* SET TASK:
Return the lines where the word "JSON" occurs.

* INPUT MATERIAL:

______

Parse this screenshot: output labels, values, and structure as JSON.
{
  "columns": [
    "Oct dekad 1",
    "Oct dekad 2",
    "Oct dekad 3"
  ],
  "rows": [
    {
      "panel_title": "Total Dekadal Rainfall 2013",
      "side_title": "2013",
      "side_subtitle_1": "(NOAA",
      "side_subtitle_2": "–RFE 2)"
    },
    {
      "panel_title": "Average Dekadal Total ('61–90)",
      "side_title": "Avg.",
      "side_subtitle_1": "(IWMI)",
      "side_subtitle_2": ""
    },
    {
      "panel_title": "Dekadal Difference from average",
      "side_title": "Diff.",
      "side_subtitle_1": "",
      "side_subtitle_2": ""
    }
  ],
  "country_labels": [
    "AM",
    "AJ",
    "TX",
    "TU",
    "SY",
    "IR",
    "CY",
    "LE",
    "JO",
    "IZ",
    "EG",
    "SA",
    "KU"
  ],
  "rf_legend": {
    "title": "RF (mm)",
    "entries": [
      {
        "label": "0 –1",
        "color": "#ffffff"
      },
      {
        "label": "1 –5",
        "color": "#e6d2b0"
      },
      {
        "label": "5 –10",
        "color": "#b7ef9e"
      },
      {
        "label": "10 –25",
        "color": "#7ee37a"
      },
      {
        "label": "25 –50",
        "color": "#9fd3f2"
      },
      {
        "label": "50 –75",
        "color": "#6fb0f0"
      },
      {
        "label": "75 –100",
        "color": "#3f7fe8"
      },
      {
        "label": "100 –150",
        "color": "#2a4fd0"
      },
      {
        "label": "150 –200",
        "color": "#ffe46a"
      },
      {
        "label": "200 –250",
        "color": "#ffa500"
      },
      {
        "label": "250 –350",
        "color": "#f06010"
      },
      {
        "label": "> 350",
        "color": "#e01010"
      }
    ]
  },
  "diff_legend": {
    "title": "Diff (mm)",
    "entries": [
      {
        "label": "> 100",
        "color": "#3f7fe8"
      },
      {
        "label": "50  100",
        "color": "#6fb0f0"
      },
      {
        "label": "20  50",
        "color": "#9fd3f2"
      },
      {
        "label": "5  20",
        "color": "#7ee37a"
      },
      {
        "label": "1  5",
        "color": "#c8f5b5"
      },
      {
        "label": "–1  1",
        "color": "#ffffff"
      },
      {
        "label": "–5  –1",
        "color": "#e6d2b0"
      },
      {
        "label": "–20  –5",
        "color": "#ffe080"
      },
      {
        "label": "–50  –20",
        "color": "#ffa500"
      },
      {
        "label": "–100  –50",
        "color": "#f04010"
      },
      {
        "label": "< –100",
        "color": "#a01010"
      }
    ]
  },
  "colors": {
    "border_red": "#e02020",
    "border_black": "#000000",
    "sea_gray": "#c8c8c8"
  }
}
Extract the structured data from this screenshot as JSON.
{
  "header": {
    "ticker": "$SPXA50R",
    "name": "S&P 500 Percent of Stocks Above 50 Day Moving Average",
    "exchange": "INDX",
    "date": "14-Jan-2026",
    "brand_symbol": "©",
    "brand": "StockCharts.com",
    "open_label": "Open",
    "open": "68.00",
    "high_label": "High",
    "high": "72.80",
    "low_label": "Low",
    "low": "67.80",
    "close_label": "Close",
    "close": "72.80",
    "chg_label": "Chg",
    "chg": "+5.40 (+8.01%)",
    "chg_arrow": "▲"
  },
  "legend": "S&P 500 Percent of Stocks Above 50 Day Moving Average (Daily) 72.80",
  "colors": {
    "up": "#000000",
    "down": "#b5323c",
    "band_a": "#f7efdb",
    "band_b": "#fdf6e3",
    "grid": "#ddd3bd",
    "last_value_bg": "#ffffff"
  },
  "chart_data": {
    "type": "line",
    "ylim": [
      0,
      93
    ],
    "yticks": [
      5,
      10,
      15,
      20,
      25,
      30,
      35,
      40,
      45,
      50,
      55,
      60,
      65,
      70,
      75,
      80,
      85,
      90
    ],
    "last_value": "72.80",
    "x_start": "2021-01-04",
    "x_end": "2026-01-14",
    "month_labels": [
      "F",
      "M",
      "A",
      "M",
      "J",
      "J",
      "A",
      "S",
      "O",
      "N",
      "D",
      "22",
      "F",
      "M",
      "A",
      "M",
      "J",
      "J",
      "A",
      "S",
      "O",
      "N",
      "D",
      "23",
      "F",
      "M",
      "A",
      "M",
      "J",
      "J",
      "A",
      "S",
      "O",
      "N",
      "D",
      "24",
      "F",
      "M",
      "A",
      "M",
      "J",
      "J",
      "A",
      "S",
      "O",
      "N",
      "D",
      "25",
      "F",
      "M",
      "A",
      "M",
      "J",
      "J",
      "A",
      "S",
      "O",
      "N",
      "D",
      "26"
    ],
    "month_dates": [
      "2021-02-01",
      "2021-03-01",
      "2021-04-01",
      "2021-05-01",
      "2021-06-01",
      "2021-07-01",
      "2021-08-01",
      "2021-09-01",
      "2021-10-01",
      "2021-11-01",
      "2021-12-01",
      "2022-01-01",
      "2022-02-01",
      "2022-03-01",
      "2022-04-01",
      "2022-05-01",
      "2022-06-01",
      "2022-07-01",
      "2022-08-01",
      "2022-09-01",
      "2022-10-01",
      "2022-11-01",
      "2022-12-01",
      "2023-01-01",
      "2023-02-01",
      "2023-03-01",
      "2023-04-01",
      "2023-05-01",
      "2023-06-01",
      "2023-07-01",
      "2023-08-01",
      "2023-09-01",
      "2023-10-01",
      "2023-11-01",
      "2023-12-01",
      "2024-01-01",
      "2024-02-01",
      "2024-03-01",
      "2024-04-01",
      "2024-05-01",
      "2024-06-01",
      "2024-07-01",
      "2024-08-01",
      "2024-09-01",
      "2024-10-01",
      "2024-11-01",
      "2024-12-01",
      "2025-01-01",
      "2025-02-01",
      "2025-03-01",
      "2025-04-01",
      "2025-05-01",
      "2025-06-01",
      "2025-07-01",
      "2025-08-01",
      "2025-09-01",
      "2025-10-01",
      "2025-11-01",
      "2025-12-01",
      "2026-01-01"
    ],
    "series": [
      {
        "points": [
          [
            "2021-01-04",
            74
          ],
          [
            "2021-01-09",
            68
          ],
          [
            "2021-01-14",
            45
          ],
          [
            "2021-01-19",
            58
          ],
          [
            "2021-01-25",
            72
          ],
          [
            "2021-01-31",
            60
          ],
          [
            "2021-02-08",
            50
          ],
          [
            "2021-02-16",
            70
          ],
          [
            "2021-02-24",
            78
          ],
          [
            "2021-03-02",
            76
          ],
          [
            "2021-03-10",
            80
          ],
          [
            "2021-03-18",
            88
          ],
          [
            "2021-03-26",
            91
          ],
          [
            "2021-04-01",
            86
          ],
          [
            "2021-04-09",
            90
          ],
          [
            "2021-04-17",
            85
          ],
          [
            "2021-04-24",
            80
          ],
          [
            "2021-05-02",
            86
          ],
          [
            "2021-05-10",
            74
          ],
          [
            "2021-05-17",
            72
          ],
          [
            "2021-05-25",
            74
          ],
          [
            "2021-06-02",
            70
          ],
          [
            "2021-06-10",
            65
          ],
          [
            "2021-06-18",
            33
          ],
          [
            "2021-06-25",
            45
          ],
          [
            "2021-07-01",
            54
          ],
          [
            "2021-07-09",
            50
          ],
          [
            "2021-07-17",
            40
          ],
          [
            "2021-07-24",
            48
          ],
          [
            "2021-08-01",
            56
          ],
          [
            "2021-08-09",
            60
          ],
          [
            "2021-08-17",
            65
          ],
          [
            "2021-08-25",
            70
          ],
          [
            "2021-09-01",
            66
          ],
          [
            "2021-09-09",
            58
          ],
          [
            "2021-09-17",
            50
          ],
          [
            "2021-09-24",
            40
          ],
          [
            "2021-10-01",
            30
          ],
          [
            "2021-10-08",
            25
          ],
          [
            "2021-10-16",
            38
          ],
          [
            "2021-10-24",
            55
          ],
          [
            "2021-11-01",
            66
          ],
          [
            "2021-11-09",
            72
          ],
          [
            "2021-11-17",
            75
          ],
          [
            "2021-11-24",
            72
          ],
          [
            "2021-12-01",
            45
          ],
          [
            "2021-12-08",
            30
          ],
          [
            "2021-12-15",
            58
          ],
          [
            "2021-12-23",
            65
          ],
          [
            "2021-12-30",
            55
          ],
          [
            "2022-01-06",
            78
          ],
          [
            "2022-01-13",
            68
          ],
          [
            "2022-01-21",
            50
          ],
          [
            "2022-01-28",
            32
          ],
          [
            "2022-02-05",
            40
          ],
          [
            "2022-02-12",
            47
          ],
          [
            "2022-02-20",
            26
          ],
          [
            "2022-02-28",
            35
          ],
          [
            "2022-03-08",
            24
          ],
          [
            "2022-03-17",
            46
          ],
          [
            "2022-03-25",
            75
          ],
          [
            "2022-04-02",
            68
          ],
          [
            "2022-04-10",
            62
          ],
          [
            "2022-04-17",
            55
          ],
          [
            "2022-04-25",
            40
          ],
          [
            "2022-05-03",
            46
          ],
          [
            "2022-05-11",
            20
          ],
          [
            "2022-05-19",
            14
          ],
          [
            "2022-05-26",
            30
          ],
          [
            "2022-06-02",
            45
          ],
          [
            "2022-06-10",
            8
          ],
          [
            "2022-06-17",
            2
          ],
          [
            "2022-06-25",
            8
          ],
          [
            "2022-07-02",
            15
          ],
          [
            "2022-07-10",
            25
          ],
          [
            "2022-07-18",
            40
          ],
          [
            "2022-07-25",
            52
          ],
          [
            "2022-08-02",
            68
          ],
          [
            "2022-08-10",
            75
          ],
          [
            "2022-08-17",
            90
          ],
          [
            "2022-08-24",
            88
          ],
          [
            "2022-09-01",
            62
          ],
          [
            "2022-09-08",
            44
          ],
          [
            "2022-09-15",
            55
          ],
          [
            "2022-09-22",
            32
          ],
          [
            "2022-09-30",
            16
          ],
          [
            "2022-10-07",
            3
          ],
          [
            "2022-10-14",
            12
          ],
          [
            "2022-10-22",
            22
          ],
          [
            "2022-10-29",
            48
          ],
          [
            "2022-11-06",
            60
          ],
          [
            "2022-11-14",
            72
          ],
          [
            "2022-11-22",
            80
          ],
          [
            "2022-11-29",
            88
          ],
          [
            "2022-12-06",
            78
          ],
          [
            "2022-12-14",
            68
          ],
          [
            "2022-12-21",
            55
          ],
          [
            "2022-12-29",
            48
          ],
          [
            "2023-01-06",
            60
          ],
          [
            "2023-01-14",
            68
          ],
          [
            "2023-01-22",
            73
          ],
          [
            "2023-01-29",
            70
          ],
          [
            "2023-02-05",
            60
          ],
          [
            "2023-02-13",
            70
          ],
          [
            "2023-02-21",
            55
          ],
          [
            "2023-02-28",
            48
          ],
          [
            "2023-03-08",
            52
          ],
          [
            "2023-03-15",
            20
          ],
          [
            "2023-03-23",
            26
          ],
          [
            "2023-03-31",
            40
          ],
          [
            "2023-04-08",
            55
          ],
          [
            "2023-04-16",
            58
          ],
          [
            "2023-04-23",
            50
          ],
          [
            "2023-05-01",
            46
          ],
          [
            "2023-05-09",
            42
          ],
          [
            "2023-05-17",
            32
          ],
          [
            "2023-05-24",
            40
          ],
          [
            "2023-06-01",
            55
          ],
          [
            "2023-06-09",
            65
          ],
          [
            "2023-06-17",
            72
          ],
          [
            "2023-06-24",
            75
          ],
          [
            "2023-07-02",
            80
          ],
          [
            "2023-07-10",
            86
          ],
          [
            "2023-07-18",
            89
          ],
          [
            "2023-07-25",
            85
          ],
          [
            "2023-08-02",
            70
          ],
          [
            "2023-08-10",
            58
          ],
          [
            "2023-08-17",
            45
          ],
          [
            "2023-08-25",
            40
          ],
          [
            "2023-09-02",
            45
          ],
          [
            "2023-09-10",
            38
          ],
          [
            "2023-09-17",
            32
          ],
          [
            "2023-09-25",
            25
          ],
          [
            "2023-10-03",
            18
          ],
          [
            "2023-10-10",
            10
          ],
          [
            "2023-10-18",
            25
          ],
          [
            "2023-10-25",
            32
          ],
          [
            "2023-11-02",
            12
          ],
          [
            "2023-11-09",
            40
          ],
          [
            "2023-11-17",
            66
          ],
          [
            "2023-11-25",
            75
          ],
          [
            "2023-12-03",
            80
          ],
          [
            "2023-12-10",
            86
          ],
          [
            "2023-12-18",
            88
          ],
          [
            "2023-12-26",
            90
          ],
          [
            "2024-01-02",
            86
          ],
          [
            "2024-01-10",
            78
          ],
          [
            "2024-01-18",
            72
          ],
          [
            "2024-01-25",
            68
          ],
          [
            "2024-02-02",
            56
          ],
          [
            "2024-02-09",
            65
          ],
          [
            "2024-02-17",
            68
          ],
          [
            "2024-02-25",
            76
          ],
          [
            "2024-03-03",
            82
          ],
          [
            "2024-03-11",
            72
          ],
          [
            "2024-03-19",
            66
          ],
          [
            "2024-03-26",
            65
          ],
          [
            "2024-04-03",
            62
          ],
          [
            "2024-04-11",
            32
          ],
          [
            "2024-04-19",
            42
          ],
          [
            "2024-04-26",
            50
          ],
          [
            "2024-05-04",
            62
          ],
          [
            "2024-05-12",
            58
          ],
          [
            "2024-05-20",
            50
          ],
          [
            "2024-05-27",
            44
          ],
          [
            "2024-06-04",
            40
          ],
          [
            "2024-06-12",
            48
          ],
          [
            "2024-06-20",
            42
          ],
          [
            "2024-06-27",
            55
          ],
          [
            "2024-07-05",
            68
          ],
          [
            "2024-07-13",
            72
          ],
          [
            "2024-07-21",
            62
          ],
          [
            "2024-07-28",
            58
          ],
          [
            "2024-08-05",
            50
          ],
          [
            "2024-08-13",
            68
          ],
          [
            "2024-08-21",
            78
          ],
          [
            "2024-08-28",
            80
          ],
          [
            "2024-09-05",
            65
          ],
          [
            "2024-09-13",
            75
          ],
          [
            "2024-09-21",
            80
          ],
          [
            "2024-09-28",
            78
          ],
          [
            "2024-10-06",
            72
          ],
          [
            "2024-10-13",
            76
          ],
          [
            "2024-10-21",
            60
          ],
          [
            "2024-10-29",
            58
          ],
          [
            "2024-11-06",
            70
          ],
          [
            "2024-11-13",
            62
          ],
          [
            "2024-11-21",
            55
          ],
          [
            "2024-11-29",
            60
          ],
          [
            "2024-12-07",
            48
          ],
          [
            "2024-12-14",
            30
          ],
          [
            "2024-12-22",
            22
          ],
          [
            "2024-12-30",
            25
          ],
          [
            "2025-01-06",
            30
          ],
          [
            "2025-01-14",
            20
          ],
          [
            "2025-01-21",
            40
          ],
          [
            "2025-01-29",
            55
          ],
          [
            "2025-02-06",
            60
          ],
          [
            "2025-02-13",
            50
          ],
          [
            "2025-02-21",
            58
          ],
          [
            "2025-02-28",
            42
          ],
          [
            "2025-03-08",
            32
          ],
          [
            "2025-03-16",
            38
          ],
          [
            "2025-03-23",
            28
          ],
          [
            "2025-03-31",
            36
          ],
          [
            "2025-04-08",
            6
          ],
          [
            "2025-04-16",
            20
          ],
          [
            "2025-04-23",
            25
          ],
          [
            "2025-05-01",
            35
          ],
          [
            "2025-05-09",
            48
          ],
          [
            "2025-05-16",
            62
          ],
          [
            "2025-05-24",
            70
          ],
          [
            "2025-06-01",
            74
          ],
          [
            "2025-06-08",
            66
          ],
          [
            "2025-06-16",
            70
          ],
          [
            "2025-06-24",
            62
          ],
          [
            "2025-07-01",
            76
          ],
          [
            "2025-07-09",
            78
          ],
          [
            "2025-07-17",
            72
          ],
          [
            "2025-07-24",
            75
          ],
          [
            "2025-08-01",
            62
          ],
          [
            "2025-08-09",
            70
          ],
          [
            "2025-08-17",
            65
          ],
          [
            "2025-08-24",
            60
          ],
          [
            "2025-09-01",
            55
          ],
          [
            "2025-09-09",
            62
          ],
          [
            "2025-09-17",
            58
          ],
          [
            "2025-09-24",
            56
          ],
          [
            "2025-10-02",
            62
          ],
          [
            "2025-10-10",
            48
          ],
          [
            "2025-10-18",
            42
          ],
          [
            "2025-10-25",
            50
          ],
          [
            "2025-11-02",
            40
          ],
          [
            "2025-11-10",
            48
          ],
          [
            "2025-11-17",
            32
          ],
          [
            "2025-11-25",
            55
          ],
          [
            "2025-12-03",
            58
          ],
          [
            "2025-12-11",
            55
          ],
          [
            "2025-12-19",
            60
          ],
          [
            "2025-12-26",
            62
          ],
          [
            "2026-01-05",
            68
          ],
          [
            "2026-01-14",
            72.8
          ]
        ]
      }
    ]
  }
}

______

* SOLUTION TO THIS EXERCISE:
Parse this screenshot: output labels, values, and structure as JSON.
Extract the structured data from this screenshot as JSON.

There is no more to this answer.